What is being asked:
Give the entries again, word for word.

━━━━━━━━━━━━━━━━━━━━

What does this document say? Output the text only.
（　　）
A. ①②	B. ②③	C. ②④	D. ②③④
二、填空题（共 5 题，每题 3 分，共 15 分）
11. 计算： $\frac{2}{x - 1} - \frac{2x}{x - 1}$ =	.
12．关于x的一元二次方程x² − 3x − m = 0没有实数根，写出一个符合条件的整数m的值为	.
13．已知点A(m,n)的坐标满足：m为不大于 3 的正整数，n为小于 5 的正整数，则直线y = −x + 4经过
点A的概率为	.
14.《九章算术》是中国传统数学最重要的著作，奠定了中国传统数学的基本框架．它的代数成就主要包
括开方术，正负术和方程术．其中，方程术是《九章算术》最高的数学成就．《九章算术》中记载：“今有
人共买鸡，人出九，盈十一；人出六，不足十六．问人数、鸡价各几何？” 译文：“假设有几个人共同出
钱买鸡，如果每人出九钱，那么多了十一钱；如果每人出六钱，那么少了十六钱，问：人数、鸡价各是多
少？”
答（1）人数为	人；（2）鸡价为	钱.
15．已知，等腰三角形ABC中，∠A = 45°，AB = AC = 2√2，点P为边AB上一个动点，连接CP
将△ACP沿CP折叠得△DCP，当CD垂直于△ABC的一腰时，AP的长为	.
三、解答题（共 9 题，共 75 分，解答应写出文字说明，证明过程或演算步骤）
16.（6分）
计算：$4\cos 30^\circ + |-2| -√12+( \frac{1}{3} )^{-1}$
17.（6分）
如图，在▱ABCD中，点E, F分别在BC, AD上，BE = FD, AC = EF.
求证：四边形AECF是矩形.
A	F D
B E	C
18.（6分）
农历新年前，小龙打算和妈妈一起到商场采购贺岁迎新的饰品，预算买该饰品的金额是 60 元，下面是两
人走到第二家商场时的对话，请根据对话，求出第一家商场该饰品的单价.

━━━━━━━━━━━━━━━━━━━━

Full answer:
What does this document say? Output the text only.
（　　）
A. ①②	B. ②③	C. ②④	D. ②③④
二、填空题（共 5 题，每题 3 分，共 15 分）
11. 计算： $\frac{2}{x - 1} - \frac{2x}{x - 1}$ =	.
12．关于x的一元二次方程x² − 3x − m = 0没有实数根，写出一个符合条件的整数m的值为	.
13．已知点A(m,n)的坐标满足：m为不大于 3 的正整数，n为小于 5 的正整数，则直线y = −x + 4经过
点A的概率为	.
14.《九章算术》是中国传统数学最重要的著作，奠定了中国传统数学的基本框架．它的代数成就主要包
括开方术，正负术和方程术．其中，方程术是《九章算术》最高的数学成就．《九章算术》中记载：“今有
人共买鸡，人出九，盈十一；人出六，不足十六．问人数、鸡价各几何？” 译文：“假设有几个人共同出
钱买鸡，如果每人出九钱，那么多了十一钱；如果每人出六钱，那么少了十六钱，问：人数、鸡价各是多
少？”
答（1）人数为	人；（2）鸡价为	钱.
15．已知，等腰三角形ABC中，∠A = 45°，AB = AC = 2√2，点P为边AB上一个动点，连接CP
将△ACP沿CP折叠得△DCP，当CD垂直于△ABC的一腰时，AP的长为	.
三、解答题（共 9 题，共 75 分，解答应写出文字说明，证明过程或演算步骤）
16.（6分）
计算：$4\cos 30^\circ + |-2| -√12+( \frac{1}{3} )^{-1}$
17.（6分）
如图，在▱ABCD中，点E, F分别在BC, AD上，BE = FD, AC = EF.
求证：四边形AECF是矩形.
A	F D
B E	C
18.（6分）
农历新年前，小龙打算和妈妈一起到商场采购贺岁迎新的饰品，预算买该饰品的金额是 60 元，下面是两
人走到第二家商场时的对话，请根据对话，求出第一家商场该饰品的单价.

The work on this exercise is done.